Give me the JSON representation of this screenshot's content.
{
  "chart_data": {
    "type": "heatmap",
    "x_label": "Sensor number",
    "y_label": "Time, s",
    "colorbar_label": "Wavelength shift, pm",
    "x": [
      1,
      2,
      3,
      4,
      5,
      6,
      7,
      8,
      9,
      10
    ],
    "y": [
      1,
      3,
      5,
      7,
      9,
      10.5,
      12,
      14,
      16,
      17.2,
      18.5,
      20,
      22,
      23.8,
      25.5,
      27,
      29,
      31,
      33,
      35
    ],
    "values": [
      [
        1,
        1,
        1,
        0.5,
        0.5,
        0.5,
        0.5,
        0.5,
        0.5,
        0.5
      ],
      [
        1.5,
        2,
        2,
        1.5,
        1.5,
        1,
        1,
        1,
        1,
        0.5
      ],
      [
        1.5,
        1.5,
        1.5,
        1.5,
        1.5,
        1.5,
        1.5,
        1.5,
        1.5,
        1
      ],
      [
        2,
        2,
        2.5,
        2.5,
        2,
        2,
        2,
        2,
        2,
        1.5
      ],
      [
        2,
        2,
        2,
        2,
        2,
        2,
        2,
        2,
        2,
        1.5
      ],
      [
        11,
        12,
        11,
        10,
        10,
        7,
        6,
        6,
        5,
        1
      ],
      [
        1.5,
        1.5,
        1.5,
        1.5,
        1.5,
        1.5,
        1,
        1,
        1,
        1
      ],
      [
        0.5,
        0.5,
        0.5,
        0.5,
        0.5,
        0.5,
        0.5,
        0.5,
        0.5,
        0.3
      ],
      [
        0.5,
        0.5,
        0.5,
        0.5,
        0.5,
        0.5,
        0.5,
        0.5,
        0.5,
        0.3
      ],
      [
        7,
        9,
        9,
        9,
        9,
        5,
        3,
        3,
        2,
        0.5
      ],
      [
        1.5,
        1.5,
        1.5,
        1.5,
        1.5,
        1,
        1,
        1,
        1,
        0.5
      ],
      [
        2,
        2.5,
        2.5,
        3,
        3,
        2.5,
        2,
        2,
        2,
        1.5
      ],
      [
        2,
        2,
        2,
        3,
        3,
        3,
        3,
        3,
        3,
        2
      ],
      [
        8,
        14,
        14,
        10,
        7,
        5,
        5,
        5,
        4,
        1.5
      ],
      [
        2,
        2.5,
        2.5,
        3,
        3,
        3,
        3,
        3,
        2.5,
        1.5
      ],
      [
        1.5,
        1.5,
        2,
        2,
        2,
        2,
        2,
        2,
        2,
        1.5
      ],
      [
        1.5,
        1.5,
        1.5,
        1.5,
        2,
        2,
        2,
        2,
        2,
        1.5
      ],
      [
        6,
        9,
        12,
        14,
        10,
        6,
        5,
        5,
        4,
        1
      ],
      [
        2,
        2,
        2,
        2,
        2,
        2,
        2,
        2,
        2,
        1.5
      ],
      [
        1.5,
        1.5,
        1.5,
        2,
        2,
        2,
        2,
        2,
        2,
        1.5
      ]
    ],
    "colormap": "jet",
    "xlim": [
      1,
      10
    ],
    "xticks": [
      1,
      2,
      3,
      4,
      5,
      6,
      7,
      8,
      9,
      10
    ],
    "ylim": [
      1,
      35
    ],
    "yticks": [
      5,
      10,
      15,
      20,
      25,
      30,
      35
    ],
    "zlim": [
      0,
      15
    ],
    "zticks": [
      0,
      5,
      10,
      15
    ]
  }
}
☆ ☆ ☆ ☆ ☆
◆ What you have to do
Write out every entry again, keeping each line exactly the same.

◆ Task solution
Give me the JSON representation of this screenshot's content.
{
  "chart_data": {
    "type": "heatmap",
    "x_label": "Sensor number",
    "y_label": "Time, s",
    "colorbar_label": "Wavelength shift, pm",
    "x": [
      1,
      2,
      3,
      4,
      5,
      6,
      7,
      8,
      9,
      10
    ],
    "y": [
      1,
      3,
      5,
      7,
      9,
      10.5,
      12,
      14,
      16,
      17.2,
      18.5,
      20,
      22,
      23.8,
      25.5,
      27,
      29,
      31,
      33,
      35
    ],
    "values": [
      [
        1,
        1,
        1,
        0.5,
        0.5,
        0.5,
        0.5,
        0.5,
        0.5,
        0.5
      ],
      [
        1.5,
        2,
        2,
        1.5,
        1.5,
        1,
        1,
        1,
        1,
        0.5
      ],
      [
        1.5,
        1.5,
        1.5,
        1.5,
        1.5,
        1.5,
        1.5,
        1.5,
        1.5,
        1
      ],
      [
        2,
        2,
        2.5,
        2.5,
        2,
        2,
        2,
        2,
        2,
        1.5
      ],
      [
        2,
        2,
        2,
        2,
        2,
        2,
        2,
        2,
        2,
        1.5
      ],
      [
        11,
        12,
        11,
        10,
        10,
        7,
        6,
        6,
        5,
        1
      ],
      [
        1.5,
        1.5,
        1.5,
        1.5,
        1.5,
        1.5,
        1,
        1,
        1,
        1
      ],
      [
        0.5,
        0.5,
        0.5,
        0.5,
        0.5,
        0.5,
        0.5,
        0.5,
        0.5,
        0.3
      ],
      [
        0.5,
        0.5,
        0.5,
        0.5,
        0.5,
        0.5,
        0.5,
        0.5,
        0.5,
        0.3
      ],
      [
        7,
        9,
        9,
        9,
        9,
        5,
        3,
        3,
        2,
        0.5
      ],
      [
        1.5,
        1.5,
        1.5,
        1.5,
        1.5,
        1,
        1,
        1,
        1,
        0.5
      ],
      [
        2,
        2.5,
        2.5,
        3,
        3,
        2.5,
        2,
        2,
        2,
        1.5
      ],
      [
        2,
        2,
        2,
        3,
        3,
        3,
        3,
        3,
        3,
        2
      ],
      [
        8,
        14,
        14,
        10,
        7,
        5,
        5,
        5,
        4,
        1.5
      ],
      [
        2,
        2.5,
        2.5,
        3,
        3,
        3,
        3,
        3,
        2.5,
        1.5
      ],
      [
        1.5,
        1.5,
        2,
        2,
        2,
        2,
        2,
        2,
        2,
        1.5
      ],
      [
        1.5,
        1.5,
        1.5,
        1.5,
        2,
        2,
        2,
        2,
        2,
        1.5
      ],
      [
        6,
        9,
        12,
        14,
        10,
        6,
        5,
        5,
        4,
        1
      ],
      [
        2,
        2,
        2,
        2,
        2,
        2,
        2,
        2,
        2,
        1.5
      ],
      [
        1.5,
        1.5,
        1.5,
        2,
        2,
        2,
        2,
        2,
        2,
        1.5
      ]
    ],
    "colormap": "jet",
    "xlim": [
      1,
      10
    ],
    "xticks": [
      1,
      2,
      3,
      4,
      5,
      6,
      7,
      8,
      9,
      10
    ],
    "ylim": [
      1,
      35
    ],
    "yticks": [
      5,
      10,
      15,
      20,
      25,
      30,
      35
    ],
    "zlim": [
      0,
      15
    ],
    "zticks": [
      0,
      5,
      10,
      15
    ]
  }
}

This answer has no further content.